__DESCRIPTION OF THE TASK__: Extract every entry word for word.

__SUPPLIED RECORDS__:
╔══
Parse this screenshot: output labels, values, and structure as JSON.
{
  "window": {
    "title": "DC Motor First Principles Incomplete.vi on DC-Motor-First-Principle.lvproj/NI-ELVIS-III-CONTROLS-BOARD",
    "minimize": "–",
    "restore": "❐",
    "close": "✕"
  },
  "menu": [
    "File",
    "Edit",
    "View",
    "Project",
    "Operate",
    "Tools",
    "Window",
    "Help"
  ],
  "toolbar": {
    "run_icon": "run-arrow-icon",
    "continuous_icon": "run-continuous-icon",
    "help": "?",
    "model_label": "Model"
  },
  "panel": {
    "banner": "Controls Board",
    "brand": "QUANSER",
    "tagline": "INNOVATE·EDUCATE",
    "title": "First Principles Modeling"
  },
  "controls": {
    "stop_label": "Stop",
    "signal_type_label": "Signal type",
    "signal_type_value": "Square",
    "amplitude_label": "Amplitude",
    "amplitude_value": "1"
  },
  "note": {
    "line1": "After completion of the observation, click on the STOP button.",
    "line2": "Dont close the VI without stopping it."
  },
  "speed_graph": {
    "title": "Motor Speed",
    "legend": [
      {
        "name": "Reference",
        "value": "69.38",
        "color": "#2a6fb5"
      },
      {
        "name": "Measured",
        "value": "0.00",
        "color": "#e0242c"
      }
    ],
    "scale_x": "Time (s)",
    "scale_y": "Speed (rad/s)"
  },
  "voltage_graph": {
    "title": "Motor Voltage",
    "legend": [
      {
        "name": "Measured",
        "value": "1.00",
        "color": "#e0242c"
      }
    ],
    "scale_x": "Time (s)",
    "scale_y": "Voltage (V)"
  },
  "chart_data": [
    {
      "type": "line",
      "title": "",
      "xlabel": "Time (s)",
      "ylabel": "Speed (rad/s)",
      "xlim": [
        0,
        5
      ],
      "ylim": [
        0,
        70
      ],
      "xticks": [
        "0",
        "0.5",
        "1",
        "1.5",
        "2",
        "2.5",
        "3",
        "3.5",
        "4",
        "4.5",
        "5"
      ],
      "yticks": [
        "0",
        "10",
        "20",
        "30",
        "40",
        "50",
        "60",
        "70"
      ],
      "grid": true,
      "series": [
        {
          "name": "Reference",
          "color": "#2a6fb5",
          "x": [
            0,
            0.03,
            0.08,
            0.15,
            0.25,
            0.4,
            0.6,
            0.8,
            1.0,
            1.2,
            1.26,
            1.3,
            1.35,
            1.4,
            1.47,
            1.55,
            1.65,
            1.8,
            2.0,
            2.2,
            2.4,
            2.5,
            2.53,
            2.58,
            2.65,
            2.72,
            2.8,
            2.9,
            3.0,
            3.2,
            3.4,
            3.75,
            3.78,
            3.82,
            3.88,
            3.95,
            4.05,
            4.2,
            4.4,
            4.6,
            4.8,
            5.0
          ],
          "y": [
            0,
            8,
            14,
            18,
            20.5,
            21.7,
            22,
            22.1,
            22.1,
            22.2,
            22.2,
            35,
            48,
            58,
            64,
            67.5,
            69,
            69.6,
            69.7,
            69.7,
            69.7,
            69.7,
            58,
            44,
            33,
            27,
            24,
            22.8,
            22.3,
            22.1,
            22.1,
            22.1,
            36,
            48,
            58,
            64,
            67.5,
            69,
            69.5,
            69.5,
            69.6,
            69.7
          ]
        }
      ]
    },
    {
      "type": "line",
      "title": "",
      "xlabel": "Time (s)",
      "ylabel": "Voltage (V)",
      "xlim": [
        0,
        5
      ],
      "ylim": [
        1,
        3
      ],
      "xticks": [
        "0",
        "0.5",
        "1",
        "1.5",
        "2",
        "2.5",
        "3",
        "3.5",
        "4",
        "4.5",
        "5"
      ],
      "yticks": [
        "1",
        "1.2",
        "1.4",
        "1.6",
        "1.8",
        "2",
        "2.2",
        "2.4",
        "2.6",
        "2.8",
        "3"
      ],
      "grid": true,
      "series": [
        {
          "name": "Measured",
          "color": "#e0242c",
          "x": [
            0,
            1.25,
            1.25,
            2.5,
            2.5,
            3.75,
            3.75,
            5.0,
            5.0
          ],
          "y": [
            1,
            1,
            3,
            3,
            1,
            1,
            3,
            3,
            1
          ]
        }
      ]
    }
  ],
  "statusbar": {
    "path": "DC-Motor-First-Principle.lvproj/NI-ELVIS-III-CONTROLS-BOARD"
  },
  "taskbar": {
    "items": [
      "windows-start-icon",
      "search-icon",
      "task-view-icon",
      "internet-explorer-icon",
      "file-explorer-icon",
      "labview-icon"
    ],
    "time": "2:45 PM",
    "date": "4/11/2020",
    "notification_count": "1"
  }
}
╚══
__COMPLETE OUTPUT__:
Parse this screenshot: output labels, values, and structure as JSON.
{
  "window": {
    "title": "DC Motor First Principles Incomplete.vi on DC-Motor-First-Principle.lvproj/NI-ELVIS-III-CONTROLS-BOARD",
    "minimize": "–",
    "restore": "❐",
    "close": "✕"
  },
  "menu": [
    "File",
    "Edit",
    "View",
    "Project",
    "Operate",
    "Tools",
    "Window",
    "Help"
  ],
  "toolbar": {
    "run_icon": "run-arrow-icon",
    "continuous_icon": "run-continuous-icon",
    "help": "?",
    "model_label": "Model"
  },
  "panel": {
    "banner": "Controls Board",
    "brand": "QUANSER",
    "tagline": "INNOVATE·EDUCATE",
    "title": "First Principles Modeling"
  },
  "controls": {
    "stop_label": "Stop",
    "signal_type_label": "Signal type",
    "signal_type_value": "Square",
    "amplitude_label": "Amplitude",
    "amplitude_value": "1"
  },
  "note": {
    "line1": "After completion of the observation, click on the STOP button.",
    "line2": "Dont close the VI without stopping it."
  },
  "speed_graph": {
    "title": "Motor Speed",
    "legend": [
      {
        "name": "Reference",
        "value": "69.38",
        "color": "#2a6fb5"
      },
      {
        "name": "Measured",
        "value": "0.00",
        "color": "#e0242c"
      }
    ],
    "scale_x": "Time (s)",
    "scale_y": "Speed (rad/s)"
  },
  "voltage_graph": {
    "title": "Motor Voltage",
    "legend": [
      {
        "name": "Measured",
        "value": "1.00",
        "color": "#e0242c"
      }
    ],
    "scale_x": "Time (s)",
    "scale_y": "Voltage (V)"
  },
  "chart_data": [
    {
      "type": "line",
      "title": "",
      "xlabel": "Time (s)",
      "ylabel": "Speed (rad/s)",
      "xlim": [
        0,
        5
      ],
      "ylim": [
        0,
        70
      ],
      "xticks": [
        "0",
        "0.5",
        "1",
        "1.5",
        "2",
        "2.5",
        "3",
        "3.5",
        "4",
        "4.5",
        "5"
      ],
      "yticks": [
        "0",
        "10",
        "20",
        "30",
        "40",
        "50",
        "60",
        "70"
      ],
      "grid": true,
      "series": [
        {
          "name": "Reference",
          "color": "#2a6fb5",
          "x": [
            0,
            0.03,
            0.08,
            0.15,
            0.25,
            0.4,
            0.6,
            0.8,
            1.0,
            1.2,
            1.26,
            1.3,
            1.35,
            1.4,
            1.47,
            1.55,
            1.65,
            1.8,
            2.0,
            2.2,
            2.4,
            2.5,
            2.53,
            2.58,
            2.65,
            2.72,
            2.8,
            2.9,
            3.0,
            3.2,
            3.4,
            3.75,
            3.78,
            3.82,
            3.88,
            3.95,
            4.05,
            4.2,
            4.4,
            4.6,
            4.8,
            5.0
          ],
          "y": [
            0,
            8,
            14,
            18,
            20.5,
            21.7,
            22,
            22.1,
            22.1,
            22.2,
            22.2,
            35,
            48,
            58,
            64,
            67.5,
            69,
            69.6,
            69.7,
            69.7,
            69.7,
            69.7,
            58,
            44,
            33,
            27,
            24,
            22.8,
            22.3,
            22.1,
            22.1,
            22.1,
            36,
            48,
            58,
            64,
            67.5,
            69,
            69.5,
            69.5,
            69.6,
            69.7
          ]
        }
      ]
    },
    {
      "type": "line",
      "title": "",
      "xlabel": "Time (s)",
      "ylabel": "Voltage (V)",
      "xlim": [
        0,
        5
      ],
      "ylim": [
        1,
        3
      ],
      "xticks": [
        "0",
        "0.5",
        "1",
        "1.5",
        "2",
        "2.5",
        "3",
        "3.5",
        "4",
        "4.5",
        "5"
      ],
      "yticks": [
        "1",
        "1.2",
        "1.4",
        "1.6",
        "1.8",
        "2",
        "2.2",
        "2.4",
        "2.6",
        "2.8",
        "3"
      ],
      "grid": true,
      "series": [
        {
          "name": "Measured",
          "color": "#e0242c",
          "x": [
            0,
            1.25,
            1.25,
            2.5,
            2.5,
            3.75,
            3.75,
            5.0,
            5.0
          ],
          "y": [
            1,
            1,
            3,
            3,
            1,
            1,
            3,
            3,
            1
          ]
        }
      ]
    }
  ],
  "statusbar": {
    "path": "DC-Motor-First-Principle.lvproj/NI-ELVIS-III-CONTROLS-BOARD"
  },
  "taskbar": {
    "items": [
      "windows-start-icon",
      "search-icon",
      "task-view-icon",
      "internet-explorer-icon",
      "file-explorer-icon",
      "labview-icon"
    ],
    "time": "2:45 PM",
    "date": "4/11/2020",
    "notification_count": "1"
  }
}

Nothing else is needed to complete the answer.